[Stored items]
____

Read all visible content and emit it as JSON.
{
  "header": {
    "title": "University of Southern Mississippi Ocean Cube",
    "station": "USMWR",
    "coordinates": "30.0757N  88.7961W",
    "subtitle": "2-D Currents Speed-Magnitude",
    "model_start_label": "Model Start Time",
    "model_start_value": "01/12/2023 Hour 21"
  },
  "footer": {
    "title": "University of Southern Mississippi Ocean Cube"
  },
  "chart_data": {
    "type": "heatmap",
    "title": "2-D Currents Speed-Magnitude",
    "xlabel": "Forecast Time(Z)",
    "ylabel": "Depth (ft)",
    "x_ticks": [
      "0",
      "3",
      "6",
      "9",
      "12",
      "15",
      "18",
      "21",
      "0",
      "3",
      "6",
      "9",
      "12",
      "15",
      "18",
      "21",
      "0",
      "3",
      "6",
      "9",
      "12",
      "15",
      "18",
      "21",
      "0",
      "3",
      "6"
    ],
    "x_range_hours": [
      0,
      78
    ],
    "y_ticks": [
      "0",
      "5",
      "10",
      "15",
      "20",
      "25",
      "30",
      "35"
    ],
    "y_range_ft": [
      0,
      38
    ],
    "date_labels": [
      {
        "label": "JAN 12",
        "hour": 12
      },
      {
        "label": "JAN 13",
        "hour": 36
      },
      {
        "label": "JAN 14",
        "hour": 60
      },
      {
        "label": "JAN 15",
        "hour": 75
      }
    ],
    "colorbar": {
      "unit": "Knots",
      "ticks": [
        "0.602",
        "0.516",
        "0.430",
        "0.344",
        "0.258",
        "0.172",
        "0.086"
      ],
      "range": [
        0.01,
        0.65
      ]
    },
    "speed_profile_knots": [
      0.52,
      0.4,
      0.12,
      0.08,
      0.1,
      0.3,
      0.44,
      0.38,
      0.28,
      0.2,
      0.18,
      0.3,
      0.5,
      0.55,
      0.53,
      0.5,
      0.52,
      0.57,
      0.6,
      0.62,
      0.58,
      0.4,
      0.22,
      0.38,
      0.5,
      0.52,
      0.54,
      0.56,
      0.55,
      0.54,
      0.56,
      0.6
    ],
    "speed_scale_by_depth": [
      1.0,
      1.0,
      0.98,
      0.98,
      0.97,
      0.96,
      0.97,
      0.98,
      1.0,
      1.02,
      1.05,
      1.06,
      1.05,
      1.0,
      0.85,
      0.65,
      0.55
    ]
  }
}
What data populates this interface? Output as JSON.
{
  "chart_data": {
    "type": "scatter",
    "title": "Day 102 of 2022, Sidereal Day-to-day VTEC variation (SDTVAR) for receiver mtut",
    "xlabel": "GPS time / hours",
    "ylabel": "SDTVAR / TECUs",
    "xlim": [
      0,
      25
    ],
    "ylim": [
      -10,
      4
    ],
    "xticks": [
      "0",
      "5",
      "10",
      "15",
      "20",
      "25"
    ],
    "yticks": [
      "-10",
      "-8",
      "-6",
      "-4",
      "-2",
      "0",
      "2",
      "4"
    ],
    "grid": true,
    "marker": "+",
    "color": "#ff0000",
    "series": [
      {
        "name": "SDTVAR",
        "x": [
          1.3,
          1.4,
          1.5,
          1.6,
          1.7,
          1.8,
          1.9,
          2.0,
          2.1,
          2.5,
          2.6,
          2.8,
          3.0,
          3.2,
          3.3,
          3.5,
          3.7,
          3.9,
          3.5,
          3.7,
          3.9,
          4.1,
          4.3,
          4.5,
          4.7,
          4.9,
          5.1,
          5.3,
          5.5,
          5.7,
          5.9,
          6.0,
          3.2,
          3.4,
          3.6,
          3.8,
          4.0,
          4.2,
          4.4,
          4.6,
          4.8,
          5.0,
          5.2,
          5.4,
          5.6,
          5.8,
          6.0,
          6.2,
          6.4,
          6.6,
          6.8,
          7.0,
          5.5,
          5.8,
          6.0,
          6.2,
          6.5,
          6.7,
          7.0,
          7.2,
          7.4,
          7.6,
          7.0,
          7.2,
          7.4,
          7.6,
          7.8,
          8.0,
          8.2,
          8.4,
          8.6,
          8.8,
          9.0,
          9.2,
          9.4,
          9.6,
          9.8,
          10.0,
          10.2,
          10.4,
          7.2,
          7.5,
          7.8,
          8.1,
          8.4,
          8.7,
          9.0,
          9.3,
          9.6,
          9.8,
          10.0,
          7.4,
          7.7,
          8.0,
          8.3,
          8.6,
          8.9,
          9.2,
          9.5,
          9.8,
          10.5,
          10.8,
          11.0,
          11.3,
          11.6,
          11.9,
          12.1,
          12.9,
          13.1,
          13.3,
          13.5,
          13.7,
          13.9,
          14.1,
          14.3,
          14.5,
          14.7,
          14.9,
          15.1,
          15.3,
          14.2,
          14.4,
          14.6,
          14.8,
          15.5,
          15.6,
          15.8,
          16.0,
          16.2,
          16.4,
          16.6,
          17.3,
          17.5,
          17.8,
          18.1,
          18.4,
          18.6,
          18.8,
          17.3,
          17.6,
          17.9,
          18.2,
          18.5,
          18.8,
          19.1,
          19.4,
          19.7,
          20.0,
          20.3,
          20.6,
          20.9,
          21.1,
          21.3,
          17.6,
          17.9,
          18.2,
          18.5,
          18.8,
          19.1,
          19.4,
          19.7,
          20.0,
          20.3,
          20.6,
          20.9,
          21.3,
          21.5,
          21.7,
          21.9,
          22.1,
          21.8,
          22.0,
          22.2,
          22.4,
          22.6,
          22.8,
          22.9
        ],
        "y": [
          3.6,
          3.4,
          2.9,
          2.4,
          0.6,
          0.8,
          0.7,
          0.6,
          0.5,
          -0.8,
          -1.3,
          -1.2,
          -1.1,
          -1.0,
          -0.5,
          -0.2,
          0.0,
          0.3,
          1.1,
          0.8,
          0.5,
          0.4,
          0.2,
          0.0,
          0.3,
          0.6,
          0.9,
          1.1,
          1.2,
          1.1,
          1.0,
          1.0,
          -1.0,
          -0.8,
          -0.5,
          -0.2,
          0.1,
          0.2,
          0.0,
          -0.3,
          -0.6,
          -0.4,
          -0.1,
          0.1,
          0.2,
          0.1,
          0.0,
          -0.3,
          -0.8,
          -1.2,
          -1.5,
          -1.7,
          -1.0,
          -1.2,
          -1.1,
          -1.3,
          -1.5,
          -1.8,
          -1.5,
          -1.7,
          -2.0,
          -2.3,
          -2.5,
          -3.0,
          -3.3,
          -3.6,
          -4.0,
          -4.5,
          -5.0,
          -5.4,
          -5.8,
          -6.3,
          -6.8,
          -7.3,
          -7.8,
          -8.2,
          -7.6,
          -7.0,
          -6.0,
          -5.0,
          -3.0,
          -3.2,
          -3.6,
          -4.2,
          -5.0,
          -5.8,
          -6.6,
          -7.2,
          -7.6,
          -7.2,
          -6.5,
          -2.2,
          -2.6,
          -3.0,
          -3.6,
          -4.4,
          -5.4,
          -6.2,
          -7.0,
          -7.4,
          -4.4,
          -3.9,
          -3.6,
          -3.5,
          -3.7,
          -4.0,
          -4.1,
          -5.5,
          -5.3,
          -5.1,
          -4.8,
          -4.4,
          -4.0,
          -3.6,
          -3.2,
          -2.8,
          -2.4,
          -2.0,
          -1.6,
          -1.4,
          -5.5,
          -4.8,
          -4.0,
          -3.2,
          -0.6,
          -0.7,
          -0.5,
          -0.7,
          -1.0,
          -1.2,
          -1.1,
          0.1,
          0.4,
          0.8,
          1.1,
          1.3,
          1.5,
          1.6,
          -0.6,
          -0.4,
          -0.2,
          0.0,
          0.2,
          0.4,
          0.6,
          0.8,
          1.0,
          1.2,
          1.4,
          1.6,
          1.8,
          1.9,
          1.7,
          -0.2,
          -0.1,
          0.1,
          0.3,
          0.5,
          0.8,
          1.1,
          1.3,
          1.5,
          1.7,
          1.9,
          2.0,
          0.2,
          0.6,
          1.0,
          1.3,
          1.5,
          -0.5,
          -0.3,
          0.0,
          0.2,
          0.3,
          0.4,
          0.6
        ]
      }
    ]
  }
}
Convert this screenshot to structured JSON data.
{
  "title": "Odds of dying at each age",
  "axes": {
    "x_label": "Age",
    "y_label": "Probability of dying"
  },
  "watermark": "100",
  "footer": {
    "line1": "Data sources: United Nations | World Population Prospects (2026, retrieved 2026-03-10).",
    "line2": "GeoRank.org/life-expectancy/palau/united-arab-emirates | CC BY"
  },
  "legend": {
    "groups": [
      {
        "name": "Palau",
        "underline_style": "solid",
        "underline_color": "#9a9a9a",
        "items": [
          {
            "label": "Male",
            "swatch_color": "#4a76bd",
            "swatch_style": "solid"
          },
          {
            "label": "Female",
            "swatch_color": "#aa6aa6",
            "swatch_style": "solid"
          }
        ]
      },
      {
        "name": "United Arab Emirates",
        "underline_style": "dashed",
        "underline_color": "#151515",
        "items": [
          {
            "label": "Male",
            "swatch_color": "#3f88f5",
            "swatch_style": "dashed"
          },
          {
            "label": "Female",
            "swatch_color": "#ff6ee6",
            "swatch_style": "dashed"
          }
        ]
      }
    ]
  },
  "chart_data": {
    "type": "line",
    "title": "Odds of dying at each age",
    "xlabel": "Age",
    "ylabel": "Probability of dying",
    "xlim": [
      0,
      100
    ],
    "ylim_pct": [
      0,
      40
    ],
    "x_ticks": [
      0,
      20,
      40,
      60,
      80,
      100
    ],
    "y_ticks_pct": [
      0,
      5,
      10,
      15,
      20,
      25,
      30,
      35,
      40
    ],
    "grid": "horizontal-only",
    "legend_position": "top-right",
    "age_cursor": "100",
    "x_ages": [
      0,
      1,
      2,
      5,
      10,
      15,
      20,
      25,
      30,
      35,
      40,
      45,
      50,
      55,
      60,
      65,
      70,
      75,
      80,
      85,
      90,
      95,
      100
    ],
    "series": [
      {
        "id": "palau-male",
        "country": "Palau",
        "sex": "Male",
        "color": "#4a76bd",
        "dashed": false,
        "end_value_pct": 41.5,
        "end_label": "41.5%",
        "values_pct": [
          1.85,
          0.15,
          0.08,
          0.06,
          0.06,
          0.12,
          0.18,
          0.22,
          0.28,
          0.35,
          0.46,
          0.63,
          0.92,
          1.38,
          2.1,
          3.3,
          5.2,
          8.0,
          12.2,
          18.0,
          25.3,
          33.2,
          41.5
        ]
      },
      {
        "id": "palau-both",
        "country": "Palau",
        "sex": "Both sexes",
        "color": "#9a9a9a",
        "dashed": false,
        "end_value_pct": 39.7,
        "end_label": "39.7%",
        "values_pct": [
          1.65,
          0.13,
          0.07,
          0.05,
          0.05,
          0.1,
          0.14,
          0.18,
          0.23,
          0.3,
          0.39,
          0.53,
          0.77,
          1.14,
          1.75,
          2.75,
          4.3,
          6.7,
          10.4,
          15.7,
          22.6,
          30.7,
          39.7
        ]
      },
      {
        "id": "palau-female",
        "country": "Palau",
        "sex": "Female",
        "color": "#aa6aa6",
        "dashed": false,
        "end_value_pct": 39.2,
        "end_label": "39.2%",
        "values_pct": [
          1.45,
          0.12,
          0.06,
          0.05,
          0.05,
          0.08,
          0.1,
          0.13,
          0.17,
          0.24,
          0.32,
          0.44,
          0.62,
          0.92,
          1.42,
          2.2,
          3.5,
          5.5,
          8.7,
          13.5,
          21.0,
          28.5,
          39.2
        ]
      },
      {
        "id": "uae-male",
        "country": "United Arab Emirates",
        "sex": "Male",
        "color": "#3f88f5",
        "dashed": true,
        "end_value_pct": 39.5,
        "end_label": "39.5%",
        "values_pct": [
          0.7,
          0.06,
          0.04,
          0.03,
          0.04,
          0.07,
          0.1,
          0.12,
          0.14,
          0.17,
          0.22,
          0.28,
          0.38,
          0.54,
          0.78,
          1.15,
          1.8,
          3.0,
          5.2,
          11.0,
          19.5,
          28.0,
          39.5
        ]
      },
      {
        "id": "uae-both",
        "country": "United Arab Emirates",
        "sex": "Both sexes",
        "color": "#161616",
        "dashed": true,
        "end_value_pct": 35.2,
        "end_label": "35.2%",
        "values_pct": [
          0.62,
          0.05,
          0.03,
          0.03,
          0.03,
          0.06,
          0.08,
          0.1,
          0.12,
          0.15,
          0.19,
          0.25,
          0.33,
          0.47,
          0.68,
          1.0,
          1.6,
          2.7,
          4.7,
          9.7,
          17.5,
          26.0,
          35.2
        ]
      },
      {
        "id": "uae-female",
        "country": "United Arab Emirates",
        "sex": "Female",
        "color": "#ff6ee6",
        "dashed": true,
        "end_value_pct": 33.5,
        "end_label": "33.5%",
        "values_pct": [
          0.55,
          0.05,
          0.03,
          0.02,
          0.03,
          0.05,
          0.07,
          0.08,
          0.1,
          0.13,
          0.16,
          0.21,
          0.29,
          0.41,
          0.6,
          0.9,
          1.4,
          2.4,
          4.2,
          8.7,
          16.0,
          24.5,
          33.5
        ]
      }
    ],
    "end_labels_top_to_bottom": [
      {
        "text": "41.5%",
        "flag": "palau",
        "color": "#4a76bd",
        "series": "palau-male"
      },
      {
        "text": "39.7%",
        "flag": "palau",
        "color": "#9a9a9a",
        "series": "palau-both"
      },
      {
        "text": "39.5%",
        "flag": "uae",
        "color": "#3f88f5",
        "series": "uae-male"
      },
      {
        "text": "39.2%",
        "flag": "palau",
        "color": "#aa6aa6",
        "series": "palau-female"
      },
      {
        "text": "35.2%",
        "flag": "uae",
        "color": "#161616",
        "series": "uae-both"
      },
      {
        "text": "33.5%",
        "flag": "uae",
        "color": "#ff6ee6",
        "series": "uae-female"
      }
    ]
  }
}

____

• Aim: Spot every line that holds "Mississippi" and copy it.

• Answer to this problem:
    "title": "University of Southern Mississippi Ocean Cube",
    "title": "University of Southern Mississippi Ocean Cube"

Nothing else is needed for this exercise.